[Collected data entries]

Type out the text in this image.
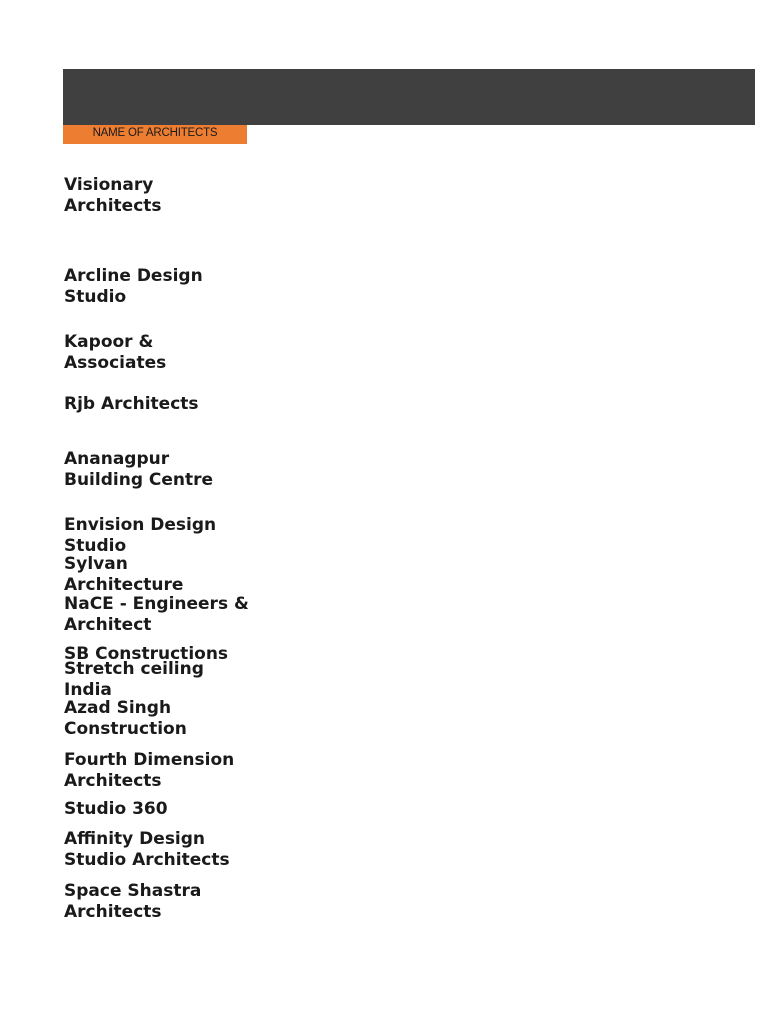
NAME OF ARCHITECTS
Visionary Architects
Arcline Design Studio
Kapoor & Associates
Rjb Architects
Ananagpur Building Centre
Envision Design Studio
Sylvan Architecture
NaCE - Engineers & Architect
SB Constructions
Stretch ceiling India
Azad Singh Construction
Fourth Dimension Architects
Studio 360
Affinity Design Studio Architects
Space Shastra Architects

* * *

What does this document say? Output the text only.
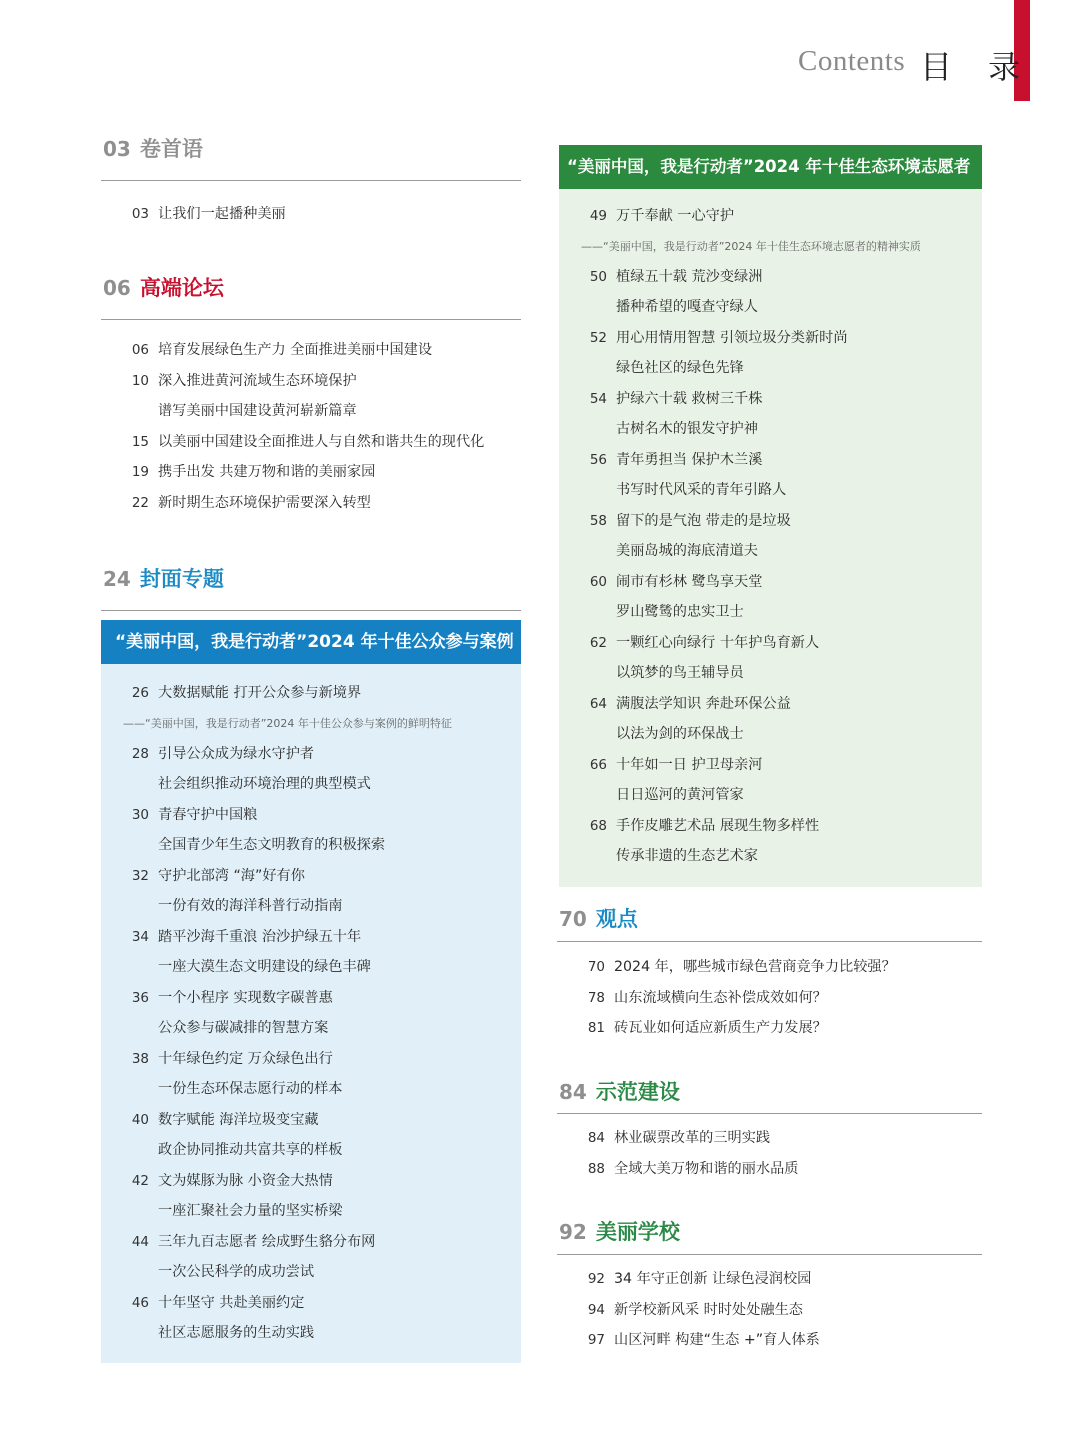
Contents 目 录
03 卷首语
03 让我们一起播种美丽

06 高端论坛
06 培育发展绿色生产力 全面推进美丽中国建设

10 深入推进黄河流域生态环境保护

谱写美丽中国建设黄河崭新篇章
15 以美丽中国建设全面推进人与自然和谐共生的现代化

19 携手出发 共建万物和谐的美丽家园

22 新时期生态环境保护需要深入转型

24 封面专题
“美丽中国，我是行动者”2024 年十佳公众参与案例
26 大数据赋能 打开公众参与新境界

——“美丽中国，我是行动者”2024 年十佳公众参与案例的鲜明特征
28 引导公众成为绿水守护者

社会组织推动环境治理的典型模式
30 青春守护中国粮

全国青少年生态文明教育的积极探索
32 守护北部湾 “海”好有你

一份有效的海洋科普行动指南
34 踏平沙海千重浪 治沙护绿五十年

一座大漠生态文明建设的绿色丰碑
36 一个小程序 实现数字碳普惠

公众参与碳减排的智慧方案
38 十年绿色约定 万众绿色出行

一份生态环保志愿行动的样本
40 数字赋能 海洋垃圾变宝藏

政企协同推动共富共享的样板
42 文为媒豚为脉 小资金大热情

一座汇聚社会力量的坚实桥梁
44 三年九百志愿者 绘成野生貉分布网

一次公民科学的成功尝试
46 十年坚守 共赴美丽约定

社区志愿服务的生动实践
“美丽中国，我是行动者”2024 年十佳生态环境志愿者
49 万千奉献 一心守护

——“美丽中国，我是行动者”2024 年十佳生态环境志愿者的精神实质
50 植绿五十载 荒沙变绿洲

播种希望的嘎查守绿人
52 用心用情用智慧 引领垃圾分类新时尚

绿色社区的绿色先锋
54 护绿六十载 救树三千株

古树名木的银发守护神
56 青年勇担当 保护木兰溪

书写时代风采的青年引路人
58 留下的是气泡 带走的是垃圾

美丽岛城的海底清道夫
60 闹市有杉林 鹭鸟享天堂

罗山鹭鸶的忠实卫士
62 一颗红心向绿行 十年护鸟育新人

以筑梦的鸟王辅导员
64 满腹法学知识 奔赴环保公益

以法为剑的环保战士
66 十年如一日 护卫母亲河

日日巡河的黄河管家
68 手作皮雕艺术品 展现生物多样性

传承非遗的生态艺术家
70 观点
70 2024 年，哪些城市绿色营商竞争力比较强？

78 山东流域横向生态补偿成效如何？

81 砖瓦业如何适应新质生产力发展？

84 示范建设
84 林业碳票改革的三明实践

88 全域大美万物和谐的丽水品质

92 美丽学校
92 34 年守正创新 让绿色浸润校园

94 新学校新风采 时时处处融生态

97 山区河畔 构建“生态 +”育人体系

> **WHAT IS REQUIRED**
Show, from the listing above, each line that contains the word "this".

> **RESULT**
Type out the text in this image.
What does this document say? Output the text only.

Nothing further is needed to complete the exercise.